▸ Stated problem: Print the data that follows exactly.

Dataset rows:
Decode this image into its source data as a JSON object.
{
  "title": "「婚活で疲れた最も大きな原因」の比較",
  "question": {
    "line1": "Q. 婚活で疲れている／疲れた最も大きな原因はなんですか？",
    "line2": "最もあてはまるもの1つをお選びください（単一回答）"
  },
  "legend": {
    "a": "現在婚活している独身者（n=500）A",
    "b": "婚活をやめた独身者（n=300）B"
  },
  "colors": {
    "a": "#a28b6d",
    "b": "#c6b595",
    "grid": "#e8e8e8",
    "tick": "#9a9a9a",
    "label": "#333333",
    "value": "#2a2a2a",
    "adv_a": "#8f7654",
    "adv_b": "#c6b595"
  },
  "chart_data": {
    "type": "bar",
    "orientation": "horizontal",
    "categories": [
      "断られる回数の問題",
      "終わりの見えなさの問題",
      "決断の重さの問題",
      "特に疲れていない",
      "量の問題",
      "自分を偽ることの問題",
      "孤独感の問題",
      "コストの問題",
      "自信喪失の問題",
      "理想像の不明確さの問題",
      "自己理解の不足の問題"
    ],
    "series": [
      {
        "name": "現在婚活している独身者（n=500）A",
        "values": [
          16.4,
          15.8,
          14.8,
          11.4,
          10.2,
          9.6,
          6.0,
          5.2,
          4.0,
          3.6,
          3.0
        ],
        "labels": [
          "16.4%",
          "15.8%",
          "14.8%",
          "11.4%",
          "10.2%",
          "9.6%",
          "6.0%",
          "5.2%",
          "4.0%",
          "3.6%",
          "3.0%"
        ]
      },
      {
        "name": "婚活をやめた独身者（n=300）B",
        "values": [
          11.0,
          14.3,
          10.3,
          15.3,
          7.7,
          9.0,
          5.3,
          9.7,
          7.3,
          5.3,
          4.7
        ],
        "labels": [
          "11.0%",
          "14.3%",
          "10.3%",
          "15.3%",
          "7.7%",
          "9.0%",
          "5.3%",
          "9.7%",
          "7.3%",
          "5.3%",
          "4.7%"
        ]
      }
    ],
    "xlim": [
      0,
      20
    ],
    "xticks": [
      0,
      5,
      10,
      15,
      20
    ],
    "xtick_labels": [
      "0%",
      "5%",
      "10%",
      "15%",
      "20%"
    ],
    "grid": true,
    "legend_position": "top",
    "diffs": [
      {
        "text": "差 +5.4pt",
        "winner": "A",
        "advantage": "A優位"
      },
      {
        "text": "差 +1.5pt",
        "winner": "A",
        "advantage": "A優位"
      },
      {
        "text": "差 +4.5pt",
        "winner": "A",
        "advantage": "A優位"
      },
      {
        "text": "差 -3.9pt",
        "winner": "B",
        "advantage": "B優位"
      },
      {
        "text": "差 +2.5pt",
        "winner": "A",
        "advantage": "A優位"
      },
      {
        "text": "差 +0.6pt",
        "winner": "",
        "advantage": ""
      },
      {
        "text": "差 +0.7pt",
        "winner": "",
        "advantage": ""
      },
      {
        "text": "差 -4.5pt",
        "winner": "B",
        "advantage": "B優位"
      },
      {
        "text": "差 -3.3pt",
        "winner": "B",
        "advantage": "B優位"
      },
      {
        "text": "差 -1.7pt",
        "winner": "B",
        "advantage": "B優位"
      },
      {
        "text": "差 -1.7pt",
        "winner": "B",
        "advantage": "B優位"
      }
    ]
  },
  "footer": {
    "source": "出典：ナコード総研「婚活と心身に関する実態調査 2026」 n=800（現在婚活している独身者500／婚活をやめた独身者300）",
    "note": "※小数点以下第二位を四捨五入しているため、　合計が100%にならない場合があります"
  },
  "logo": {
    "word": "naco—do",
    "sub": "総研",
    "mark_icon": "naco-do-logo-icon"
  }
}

▸ Written answer:
Decode this image into its source data as a JSON object.
{
  "title": "「婚活で疲れた最も大きな原因」の比較",
  "question": {
    "line1": "Q. 婚活で疲れている／疲れた最も大きな原因はなんですか？",
    "line2": "最もあてはまるもの1つをお選びください（単一回答）"
  },
  "legend": {
    "a": "現在婚活している独身者（n=500）A",
    "b": "婚活をやめた独身者（n=300）B"
  },
  "colors": {
    "a": "#a28b6d",
    "b": "#c6b595",
    "grid": "#e8e8e8",
    "tick": "#9a9a9a",
    "label": "#333333",
    "value": "#2a2a2a",
    "adv_a": "#8f7654",
    "adv_b": "#c6b595"
  },
  "chart_data": {
    "type": "bar",
    "orientation": "horizontal",
    "categories": [
      "断られる回数の問題",
      "終わりの見えなさの問題",
      "決断の重さの問題",
      "特に疲れていない",
      "量の問題",
      "自分を偽ることの問題",
      "孤独感の問題",
      "コストの問題",
      "自信喪失の問題",
      "理想像の不明確さの問題",
      "自己理解の不足の問題"
    ],
    "series": [
      {
        "name": "現在婚活している独身者（n=500）A",
        "values": [
          16.4,
          15.8,
          14.8,
          11.4,
          10.2,
          9.6,
          6.0,
          5.2,
          4.0,
          3.6,
          3.0
        ],
        "labels": [
          "16.4%",
          "15.8%",
          "14.8%",
          "11.4%",
          "10.2%",
          "9.6%",
          "6.0%",
          "5.2%",
          "4.0%",
          "3.6%",
          "3.0%"
        ]
      },
      {
        "name": "婚活をやめた独身者（n=300）B",
        "values": [
          11.0,
          14.3,
          10.3,
          15.3,
          7.7,
          9.0,
          5.3,
          9.7,
          7.3,
          5.3,
          4.7
        ],
        "labels": [
          "11.0%",
          "14.3%",
          "10.3%",
          "15.3%",
          "7.7%",
          "9.0%",
          "5.3%",
          "9.7%",
          "7.3%",
          "5.3%",
          "4.7%"
        ]
      }
    ],
    "xlim": [
      0,
      20
    ],
    "xticks": [
      0,
      5,
      10,
      15,
      20
    ],
    "xtick_labels": [
      "0%",
      "5%",
      "10%",
      "15%",
      "20%"
    ],
    "grid": true,
    "legend_position": "top",
    "diffs": [
      {
        "text": "差 +5.4pt",
        "winner": "A",
        "advantage": "A優位"
      },
      {
        "text": "差 +1.5pt",
        "winner": "A",
        "advantage": "A優位"
      },
      {
        "text": "差 +4.5pt",
        "winner": "A",
        "advantage": "A優位"
      },
      {
        "text": "差 -3.9pt",
        "winner": "B",
        "advantage": "B優位"
      },
      {
        "text": "差 +2.5pt",
        "winner": "A",
        "advantage": "A優位"
      },
      {
        "text": "差 +0.6pt",
        "winner": "",
        "advantage": ""
      },
      {
        "text": "差 +0.7pt",
        "winner": "",
        "advantage": ""
      },
      {
        "text": "差 -4.5pt",
        "winner": "B",
        "advantage": "B優位"
      },
      {
        "text": "差 -3.3pt",
        "winner": "B",
        "advantage": "B優位"
      },
      {
        "text": "差 -1.7pt",
        "winner": "B",
        "advantage": "B優位"
      },
      {
        "text": "差 -1.7pt",
        "winner": "B",
        "advantage": "B優位"
      }
    ]
  },
  "footer": {
    "source": "出典：ナコード総研「婚活と心身に関する実態調査 2026」 n=800（現在婚活している独身者500／婚活をやめた独身者300）",
    "note": "※小数点以下第二位を四捨五入しているため、　合計が100%にならない場合があります"
  },
  "logo": {
    "word": "naco—do",
    "sub": "総研",
    "mark_icon": "naco-do-logo-icon"
  }
}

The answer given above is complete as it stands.